» Written request
Scan the entries below. List each line with "的坐标为".

Dataset excerpt

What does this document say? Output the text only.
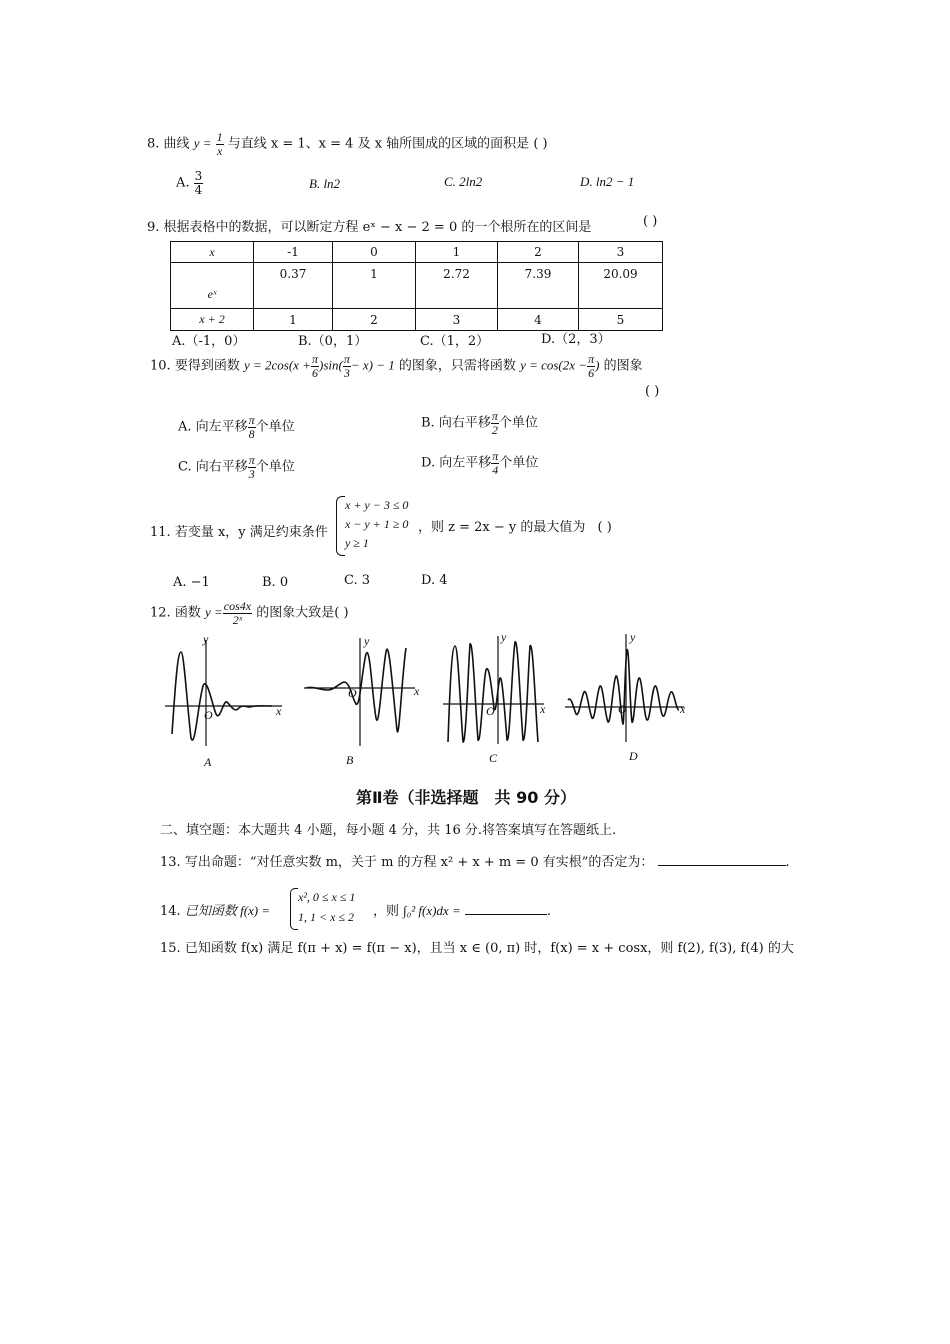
8. 曲线 $y = \frac{1}{x}$ 与直线 x = 1、x = 4 及 x 轴所围成的区域的面积是 ( )
A. $\frac{3}{4}$	B. ln2	C. 2ln2	D. ln2 − 1
9. 根据表格中的数据，可以断定方程 eˣ − x − 2 = 0 的一个根所在的区间是	( )
x	-1	0	1	2	3
eˣ	0.37	1	2.72	7.39	20.09
x + 2	1	2	3	4	5
A.（-1，0）	B.（0，1）	C.（1，2）	D.（2，3）
10. 要得到函数 $y = 2\cos(x + \frac{\pi}{6} )\sin( \frac{\pi}{3} - x) - 1$ 的图象，只需将函数 $y = \cos(2x - \frac{\pi}{6}$ ) 的图象
( )
A. 向左平移 $\frac{\pi}{8}$ 个单位	B. 向右平移 $\frac{\pi}{2}$ 个单位
C. 向右平移 $\frac{\pi}{3}$ 个单位	D. 向左平移 $\frac{\pi}{4}$ 个单位
11. 若变量 x，y 满足约束条件
x + y − 3 ≤ 0
x − y + 1 ≥ 0
y ≥ 1
，则 z = 2x − y 的最大值为 ( )
A. −1	B. 0	C. 3	D. 4
12. 函数 $y = \frac{\cos 4x}{\text{2ˣ}}$ 的图象大致是( )
y
x
O
A
y
x
O
B
y
x
O
C
y
x
O
D
第Ⅱ卷（非选择题　共 90 分）
二、填空题：本大题共 4 小题，每小题 4 分，共 16 分.将答案填写在答题纸上.
13. 写出命题：“对任意实数 m，关于 m 的方程 x² + x + m = 0 有实根”的否定为：	.
14. 已知函数 f(x) =
x², 0 ≤ x ≤ 1
1, 1 < x ≤ 2 ，则 ∫₀² f(x)dx =	.
15. 已知函数 f(x) 满足 f(π + x) = f(π − x)，且当 x ∈ (0, π) 时，f(x) = x + cosx，则 f(2), f(3), f(4) 的大
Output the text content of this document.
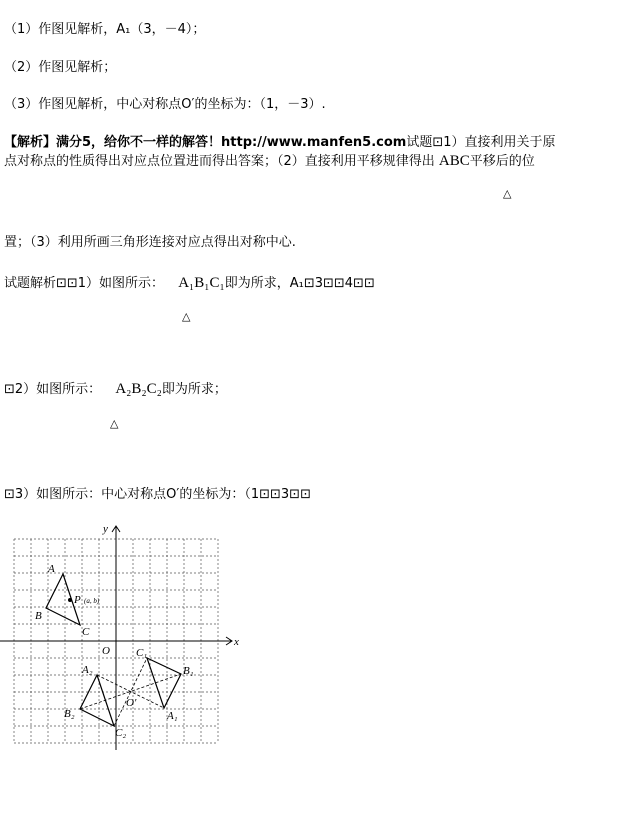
（1）作图见解析，A₁（3，－4）；
（2）作图见解析；
（3）作图见解析，中心对称点O′的坐标为：（1，－3）.
【解析】满分5，给你不一样的解答！http://www.manfen5.com试题⊡1）直接利用关于原
点对称点的性质得出对应点位置进而得出答案；（2）直接利用平移规律得出 ABC平移后的位
△
置；（3）利用所画三角形连接对应点得出对称中心.
试题解析⊡⊡1）如图所示： A₁B₁C₁即为所求，A₁⊡3⊡⊡4⊡⊡
△
⊡2）如图所示： A₂B₂C₂即为所求；
△
⊡3）如图所示：中心对称点O′的坐标为：（1⊡⊡3⊡⊡
y
x
O
A
B
C
P (a, b)
C₁
B₁
A₁
A₂
B₂
C₂
O′
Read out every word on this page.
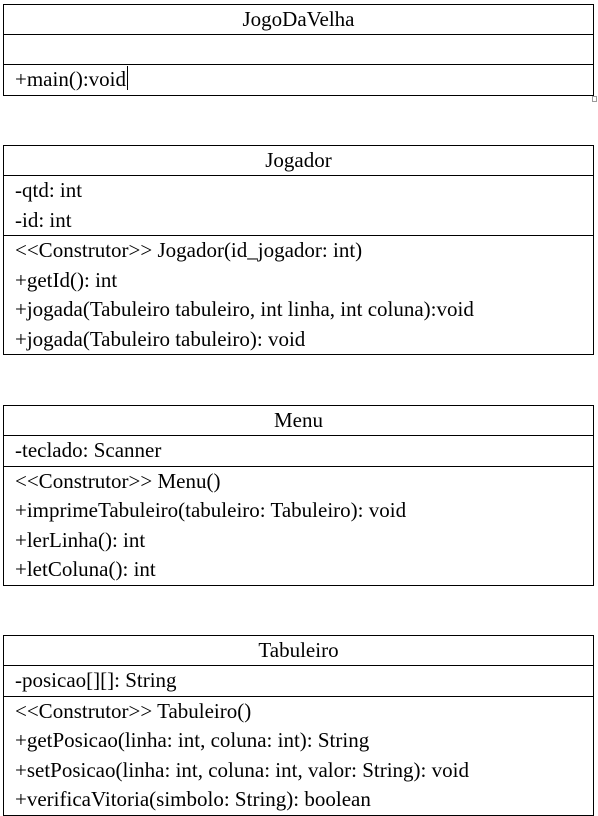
JogoDaVelha
+main():void
Jogador
-qtd: int
-id: int
<<Construtor>> Jogador(id_jogador: int)
+getId(): int
+jogada(Tabuleiro tabuleiro, int linha, int coluna):void
+jogada(Tabuleiro tabuleiro): void
Menu
-teclado: Scanner
<<Construtor>> Menu()
+imprimeTabuleiro(tabuleiro: Tabuleiro): void
+lerLinha(): int
+letColuna(): int
Tabuleiro
-posicao[][]: String
<<Construtor>> Tabuleiro()
+getPosicao(linha: int, coluna: int): String
+setPosicao(linha: int, coluna: int, valor: String): void
+verificaVitoria(simbolo: String): boolean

» The result
（3）作图见解析，中心对称点O′的坐标为：（1，－3）.
⊡3）如图所示：中心对称点O′的坐标为：（1⊡⊡3⊡⊡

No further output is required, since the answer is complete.